◆ **WHAT YOU WILL DO**: Look through the listing below and give the number of lines that hold "Georgey". Say nothing more.

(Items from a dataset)
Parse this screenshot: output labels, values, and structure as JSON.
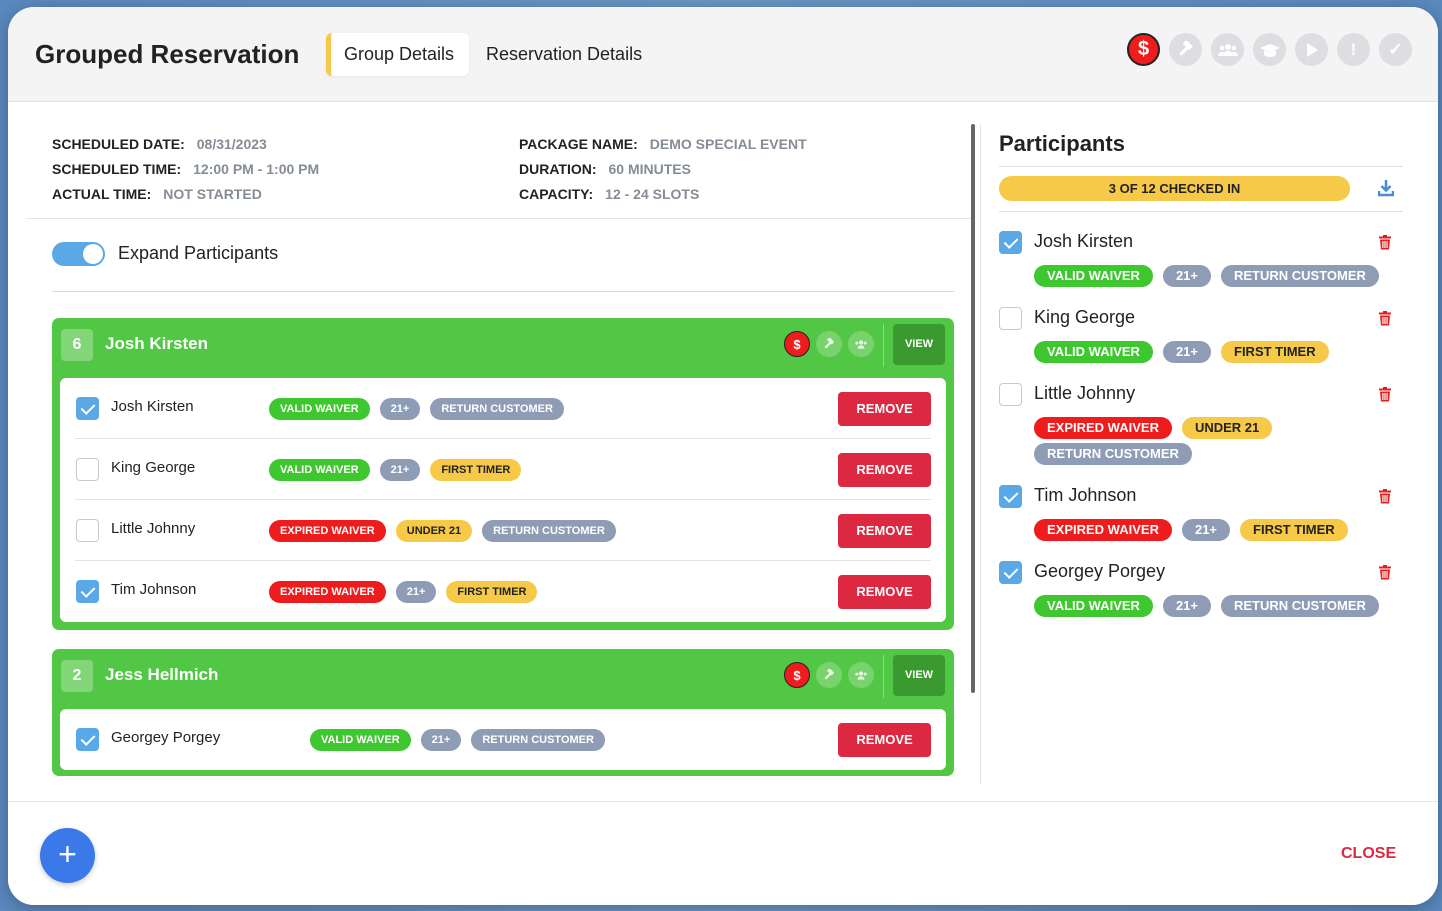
{
  "header": {
    "title": "Grouped Reservation",
    "tabs": [
      {
        "label": "Group Details",
        "active": true
      },
      {
        "label": "Reservation Details",
        "active": false
      }
    ],
    "status_icons": [
      "dollar-icon",
      "hammer-icon",
      "group-icon",
      "graduation-cap-icon",
      "play-icon",
      "alert-icon",
      "check-icon"
    ]
  },
  "info": {
    "scheduled_date_label": "SCHEDULED DATE:",
    "scheduled_date": "08/31/2023",
    "scheduled_time_label": "SCHEDULED TIME:",
    "scheduled_time": "12:00 PM - 1:00 PM",
    "actual_time_label": "ACTUAL TIME:",
    "actual_time": "NOT STARTED",
    "package_name_label": "PACKAGE NAME:",
    "package_name": "DEMO SPECIAL EVENT",
    "duration_label": "DURATION:",
    "duration": "60 MINUTES",
    "capacity_label": "CAPACITY:",
    "capacity": "12 - 24 SLOTS"
  },
  "expand_toggle": {
    "label": "Expand Participants",
    "on": true
  },
  "groups": [
    {
      "count": "6",
      "name": "Josh Kirsten",
      "view_label": "VIEW",
      "dollar_symbol": "$",
      "participants": [
        {
          "name": "Josh Kirsten",
          "checked": true,
          "badges": [
            "VALID WAIVER",
            "21+",
            "RETURN CUSTOMER"
          ],
          "remove_label": "REMOVE"
        },
        {
          "name": "King George",
          "checked": false,
          "badges": [
            "VALID WAIVER",
            "21+",
            "FIRST TIMER"
          ],
          "remove_label": "REMOVE"
        },
        {
          "name": "Little Johnny",
          "checked": false,
          "badges": [
            "EXPIRED WAIVER",
            "UNDER 21",
            "RETURN CUSTOMER"
          ],
          "remove_label": "REMOVE"
        },
        {
          "name": "Tim Johnson",
          "checked": true,
          "badges": [
            "EXPIRED WAIVER",
            "21+",
            "FIRST TIMER"
          ],
          "remove_label": "REMOVE"
        }
      ]
    },
    {
      "count": "2",
      "name": "Jess Hellmich",
      "view_label": "VIEW",
      "dollar_symbol": "$",
      "participants": [
        {
          "name": "Georgey Porgey",
          "checked": true,
          "badges": [
            "VALID WAIVER",
            "21+",
            "RETURN CUSTOMER"
          ],
          "remove_label": "REMOVE"
        }
      ]
    }
  ],
  "participants_panel": {
    "title": "Participants",
    "progress_label": "3 OF 12 CHECKED IN",
    "items": [
      {
        "name": "Josh Kirsten",
        "checked": true,
        "badges": [
          "VALID WAIVER",
          "21+",
          "RETURN CUSTOMER"
        ]
      },
      {
        "name": "King George",
        "checked": false,
        "badges": [
          "VALID WAIVER",
          "21+",
          "FIRST TIMER"
        ]
      },
      {
        "name": "Little Johnny",
        "checked": false,
        "badges": [
          "EXPIRED WAIVER",
          "UNDER 21",
          "RETURN CUSTOMER"
        ]
      },
      {
        "name": "Tim Johnson",
        "checked": true,
        "badges": [
          "EXPIRED WAIVER",
          "21+",
          "FIRST TIMER"
        ]
      },
      {
        "name": "Georgey Porgey",
        "checked": true,
        "badges": [
          "VALID WAIVER",
          "21+",
          "RETURN CUSTOMER"
        ]
      }
    ]
  },
  "footer": {
    "add_symbol": "+",
    "close_label": "CLOSE"
  },
  "colors": {
    "group_green": "#52c745",
    "badge_green": "#3fc72f",
    "badge_red": "#ee1c1c",
    "badge_gray": "#8f9cb5",
    "badge_yellow": "#f7c948",
    "remove_red": "#dc2841",
    "accent_blue": "#5aa8e6",
    "fab_blue": "#3b79e8"
  }
}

◆ **SOLUTION TO THE EXERCISE**: 2